• [Materials provided]:
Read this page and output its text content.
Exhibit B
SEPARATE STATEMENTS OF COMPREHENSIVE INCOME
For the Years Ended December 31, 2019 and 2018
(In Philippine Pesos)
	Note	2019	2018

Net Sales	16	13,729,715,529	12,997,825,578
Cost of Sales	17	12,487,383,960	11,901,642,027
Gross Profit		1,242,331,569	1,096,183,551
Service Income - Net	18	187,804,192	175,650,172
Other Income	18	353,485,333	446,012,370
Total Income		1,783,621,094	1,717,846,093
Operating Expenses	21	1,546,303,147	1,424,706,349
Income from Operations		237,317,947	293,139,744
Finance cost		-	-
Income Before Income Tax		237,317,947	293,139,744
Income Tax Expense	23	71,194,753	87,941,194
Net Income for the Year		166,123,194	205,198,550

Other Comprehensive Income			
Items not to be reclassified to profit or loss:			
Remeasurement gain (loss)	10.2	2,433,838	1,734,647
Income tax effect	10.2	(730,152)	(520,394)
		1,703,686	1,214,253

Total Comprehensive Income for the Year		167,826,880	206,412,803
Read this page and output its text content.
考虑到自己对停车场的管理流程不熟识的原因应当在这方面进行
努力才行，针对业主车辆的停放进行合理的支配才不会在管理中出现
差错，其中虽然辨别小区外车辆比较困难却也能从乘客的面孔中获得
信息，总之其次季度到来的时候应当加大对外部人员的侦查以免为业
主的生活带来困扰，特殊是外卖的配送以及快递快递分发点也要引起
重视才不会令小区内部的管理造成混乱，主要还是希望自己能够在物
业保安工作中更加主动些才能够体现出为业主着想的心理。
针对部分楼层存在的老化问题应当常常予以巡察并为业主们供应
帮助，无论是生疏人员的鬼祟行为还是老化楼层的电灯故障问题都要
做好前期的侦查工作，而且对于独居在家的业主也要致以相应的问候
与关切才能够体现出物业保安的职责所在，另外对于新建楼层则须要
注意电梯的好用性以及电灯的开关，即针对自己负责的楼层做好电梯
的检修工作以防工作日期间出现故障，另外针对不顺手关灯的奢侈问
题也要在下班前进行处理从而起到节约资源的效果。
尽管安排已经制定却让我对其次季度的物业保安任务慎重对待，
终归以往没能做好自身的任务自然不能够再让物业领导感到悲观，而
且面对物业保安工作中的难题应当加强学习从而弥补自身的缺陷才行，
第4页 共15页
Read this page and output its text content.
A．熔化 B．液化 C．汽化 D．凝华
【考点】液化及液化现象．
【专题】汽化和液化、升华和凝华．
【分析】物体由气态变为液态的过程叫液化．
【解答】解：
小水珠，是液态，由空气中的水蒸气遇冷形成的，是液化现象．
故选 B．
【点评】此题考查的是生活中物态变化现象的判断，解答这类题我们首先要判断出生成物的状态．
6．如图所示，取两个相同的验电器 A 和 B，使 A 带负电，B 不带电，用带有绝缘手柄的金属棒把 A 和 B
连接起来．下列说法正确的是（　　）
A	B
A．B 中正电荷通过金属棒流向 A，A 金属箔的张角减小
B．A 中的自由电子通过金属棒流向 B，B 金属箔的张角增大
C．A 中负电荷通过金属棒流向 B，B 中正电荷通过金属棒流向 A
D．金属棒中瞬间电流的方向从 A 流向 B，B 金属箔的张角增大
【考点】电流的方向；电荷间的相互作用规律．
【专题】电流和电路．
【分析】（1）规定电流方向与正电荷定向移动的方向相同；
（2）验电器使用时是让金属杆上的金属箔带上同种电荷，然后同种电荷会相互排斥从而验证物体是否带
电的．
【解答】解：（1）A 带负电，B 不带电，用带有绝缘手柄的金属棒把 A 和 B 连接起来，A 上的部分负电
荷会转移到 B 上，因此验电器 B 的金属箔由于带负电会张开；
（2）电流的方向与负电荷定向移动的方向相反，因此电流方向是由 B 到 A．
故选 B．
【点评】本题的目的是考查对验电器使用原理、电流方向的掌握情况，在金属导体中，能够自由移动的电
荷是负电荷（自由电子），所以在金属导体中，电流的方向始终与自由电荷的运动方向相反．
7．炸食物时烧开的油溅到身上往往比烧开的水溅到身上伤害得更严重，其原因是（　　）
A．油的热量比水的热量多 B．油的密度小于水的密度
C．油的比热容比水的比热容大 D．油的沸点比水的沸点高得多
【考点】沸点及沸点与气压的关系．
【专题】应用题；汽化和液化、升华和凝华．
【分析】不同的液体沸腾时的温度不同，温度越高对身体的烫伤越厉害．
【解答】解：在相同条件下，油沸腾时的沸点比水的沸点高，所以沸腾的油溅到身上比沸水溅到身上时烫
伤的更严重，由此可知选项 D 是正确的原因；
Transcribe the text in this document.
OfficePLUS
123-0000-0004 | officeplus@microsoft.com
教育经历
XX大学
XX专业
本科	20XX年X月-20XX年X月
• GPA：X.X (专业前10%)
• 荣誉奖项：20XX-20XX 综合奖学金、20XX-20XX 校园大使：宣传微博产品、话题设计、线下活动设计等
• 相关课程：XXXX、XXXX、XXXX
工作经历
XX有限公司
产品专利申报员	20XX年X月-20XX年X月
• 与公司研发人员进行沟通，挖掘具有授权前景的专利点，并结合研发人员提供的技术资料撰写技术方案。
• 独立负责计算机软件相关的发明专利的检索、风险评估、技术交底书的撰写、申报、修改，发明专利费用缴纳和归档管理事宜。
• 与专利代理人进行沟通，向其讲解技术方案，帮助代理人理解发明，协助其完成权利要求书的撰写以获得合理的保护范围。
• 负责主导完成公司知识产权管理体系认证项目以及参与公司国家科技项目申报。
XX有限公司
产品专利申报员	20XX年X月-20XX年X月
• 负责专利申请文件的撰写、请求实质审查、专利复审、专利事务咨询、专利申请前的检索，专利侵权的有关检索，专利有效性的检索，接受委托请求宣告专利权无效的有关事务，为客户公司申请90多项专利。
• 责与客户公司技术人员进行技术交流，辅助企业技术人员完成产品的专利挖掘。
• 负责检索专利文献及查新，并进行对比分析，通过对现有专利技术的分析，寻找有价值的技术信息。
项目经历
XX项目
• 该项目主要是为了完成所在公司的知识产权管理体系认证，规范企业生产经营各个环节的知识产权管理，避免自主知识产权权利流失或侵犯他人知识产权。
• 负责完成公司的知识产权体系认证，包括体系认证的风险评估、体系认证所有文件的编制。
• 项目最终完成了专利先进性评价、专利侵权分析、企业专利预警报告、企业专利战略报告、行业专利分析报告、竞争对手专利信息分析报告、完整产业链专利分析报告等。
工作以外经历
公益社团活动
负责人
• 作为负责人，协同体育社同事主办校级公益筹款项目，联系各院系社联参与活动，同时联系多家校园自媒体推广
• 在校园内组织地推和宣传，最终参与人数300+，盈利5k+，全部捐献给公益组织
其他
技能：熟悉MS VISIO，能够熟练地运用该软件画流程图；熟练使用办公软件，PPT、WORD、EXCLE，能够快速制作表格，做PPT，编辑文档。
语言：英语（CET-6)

• [Exercise]: Write out every line from the records above, word for word.

• [The solution]:
Read this page and output its text content.
Exhibit B
SEPARATE STATEMENTS OF COMPREHENSIVE INCOME
For the Years Ended December 31, 2019 and 2018
(In Philippine Pesos)
	Note	2019	2018

Net Sales	16	13,729,715,529	12,997,825,578
Cost of Sales	17	12,487,383,960	11,901,642,027
Gross Profit		1,242,331,569	1,096,183,551
Service Income - Net	18	187,804,192	175,650,172
Other Income	18	353,485,333	446,012,370
Total Income		1,783,621,094	1,717,846,093
Operating Expenses	21	1,546,303,147	1,424,706,349
Income from Operations		237,317,947	293,139,744
Finance cost		-	-
Income Before Income Tax		237,317,947	293,139,744
Income Tax Expense	23	71,194,753	87,941,194
Net Income for the Year		166,123,194	205,198,550

Other Comprehensive Income			
Items not to be reclassified to profit or loss:			
Remeasurement gain (loss)	10.2	2,433,838	1,734,647
Income tax effect	10.2	(730,152)	(520,394)
		1,703,686	1,214,253

Total Comprehensive Income for the Year		167,826,880	206,412,803
Read this page and output its text content.
考虑到自己对停车场的管理流程不熟识的原因应当在这方面进行
努力才行，针对业主车辆的停放进行合理的支配才不会在管理中出现
差错，其中虽然辨别小区外车辆比较困难却也能从乘客的面孔中获得
信息，总之其次季度到来的时候应当加大对外部人员的侦查以免为业
主的生活带来困扰，特殊是外卖的配送以及快递快递分发点也要引起
重视才不会令小区内部的管理造成混乱，主要还是希望自己能够在物
业保安工作中更加主动些才能够体现出为业主着想的心理。
针对部分楼层存在的老化问题应当常常予以巡察并为业主们供应
帮助，无论是生疏人员的鬼祟行为还是老化楼层的电灯故障问题都要
做好前期的侦查工作，而且对于独居在家的业主也要致以相应的问候
与关切才能够体现出物业保安的职责所在，另外对于新建楼层则须要
注意电梯的好用性以及电灯的开关，即针对自己负责的楼层做好电梯
的检修工作以防工作日期间出现故障，另外针对不顺手关灯的奢侈问
题也要在下班前进行处理从而起到节约资源的效果。
尽管安排已经制定却让我对其次季度的物业保安任务慎重对待，
终归以往没能做好自身的任务自然不能够再让物业领导感到悲观，而
且面对物业保安工作中的难题应当加强学习从而弥补自身的缺陷才行，
第4页 共15页
Read this page and output its text content.
A．熔化 B．液化 C．汽化 D．凝华
【考点】液化及液化现象．
【专题】汽化和液化、升华和凝华．
【分析】物体由气态变为液态的过程叫液化．
【解答】解：
小水珠，是液态，由空气中的水蒸气遇冷形成的，是液化现象．
故选 B．
【点评】此题考查的是生活中物态变化现象的判断，解答这类题我们首先要判断出生成物的状态．
6．如图所示，取两个相同的验电器 A 和 B，使 A 带负电，B 不带电，用带有绝缘手柄的金属棒把 A 和 B
连接起来．下列说法正确的是（　　）
A	B
A．B 中正电荷通过金属棒流向 A，A 金属箔的张角减小
B．A 中的自由电子通过金属棒流向 B，B 金属箔的张角增大
C．A 中负电荷通过金属棒流向 B，B 中正电荷通过金属棒流向 A
D．金属棒中瞬间电流的方向从 A 流向 B，B 金属箔的张角增大
【考点】电流的方向；电荷间的相互作用规律．
【专题】电流和电路．
【分析】（1）规定电流方向与正电荷定向移动的方向相同；
（2）验电器使用时是让金属杆上的金属箔带上同种电荷，然后同种电荷会相互排斥从而验证物体是否带
电的．
【解答】解：（1）A 带负电，B 不带电，用带有绝缘手柄的金属棒把 A 和 B 连接起来，A 上的部分负电
荷会转移到 B 上，因此验电器 B 的金属箔由于带负电会张开；
（2）电流的方向与负电荷定向移动的方向相反，因此电流方向是由 B 到 A．
故选 B．
【点评】本题的目的是考查对验电器使用原理、电流方向的掌握情况，在金属导体中，能够自由移动的电
荷是负电荷（自由电子），所以在金属导体中，电流的方向始终与自由电荷的运动方向相反．
7．炸食物时烧开的油溅到身上往往比烧开的水溅到身上伤害得更严重，其原因是（　　）
A．油的热量比水的热量多 B．油的密度小于水的密度
C．油的比热容比水的比热容大 D．油的沸点比水的沸点高得多
【考点】沸点及沸点与气压的关系．
【专题】应用题；汽化和液化、升华和凝华．
【分析】不同的液体沸腾时的温度不同，温度越高对身体的烫伤越厉害．
【解答】解：在相同条件下，油沸腾时的沸点比水的沸点高，所以沸腾的油溅到身上比沸水溅到身上时烫
伤的更严重，由此可知选项 D 是正确的原因；
Transcribe the text in this document.
OfficePLUS
123-0000-0004 | officeplus@microsoft.com
教育经历
XX大学
XX专业
本科	20XX年X月-20XX年X月
• GPA：X.X (专业前10%)
• 荣誉奖项：20XX-20XX 综合奖学金、20XX-20XX 校园大使：宣传微博产品、话题设计、线下活动设计等
• 相关课程：XXXX、XXXX、XXXX
工作经历
XX有限公司
产品专利申报员	20XX年X月-20XX年X月
• 与公司研发人员进行沟通，挖掘具有授权前景的专利点，并结合研发人员提供的技术资料撰写技术方案。
• 独立负责计算机软件相关的发明专利的检索、风险评估、技术交底书的撰写、申报、修改，发明专利费用缴纳和归档管理事宜。
• 与专利代理人进行沟通，向其讲解技术方案，帮助代理人理解发明，协助其完成权利要求书的撰写以获得合理的保护范围。
• 负责主导完成公司知识产权管理体系认证项目以及参与公司国家科技项目申报。
XX有限公司
产品专利申报员	20XX年X月-20XX年X月
• 负责专利申请文件的撰写、请求实质审查、专利复审、专利事务咨询、专利申请前的检索，专利侵权的有关检索，专利有效性的检索，接受委托请求宣告专利权无效的有关事务，为客户公司申请90多项专利。
• 责与客户公司技术人员进行技术交流，辅助企业技术人员完成产品的专利挖掘。
• 负责检索专利文献及查新，并进行对比分析，通过对现有专利技术的分析，寻找有价值的技术信息。
项目经历
XX项目
• 该项目主要是为了完成所在公司的知识产权管理体系认证，规范企业生产经营各个环节的知识产权管理，避免自主知识产权权利流失或侵犯他人知识产权。
• 负责完成公司的知识产权体系认证，包括体系认证的风险评估、体系认证所有文件的编制。
• 项目最终完成了专利先进性评价、专利侵权分析、企业专利预警报告、企业专利战略报告、行业专利分析报告、竞争对手专利信息分析报告、完整产业链专利分析报告等。
工作以外经历
公益社团活动
负责人
• 作为负责人，协同体育社同事主办校级公益筹款项目，联系各院系社联参与活动，同时联系多家校园自媒体推广
• 在校园内组织地推和宣传，最终参与人数300+，盈利5k+，全部捐献给公益组织
其他
技能：熟悉MS VISIO，能够熟练地运用该软件画流程图；熟练使用办公软件，PPT、WORD、EXCLE，能够快速制作表格，做PPT，编辑文档。
语言：英语（CET-6)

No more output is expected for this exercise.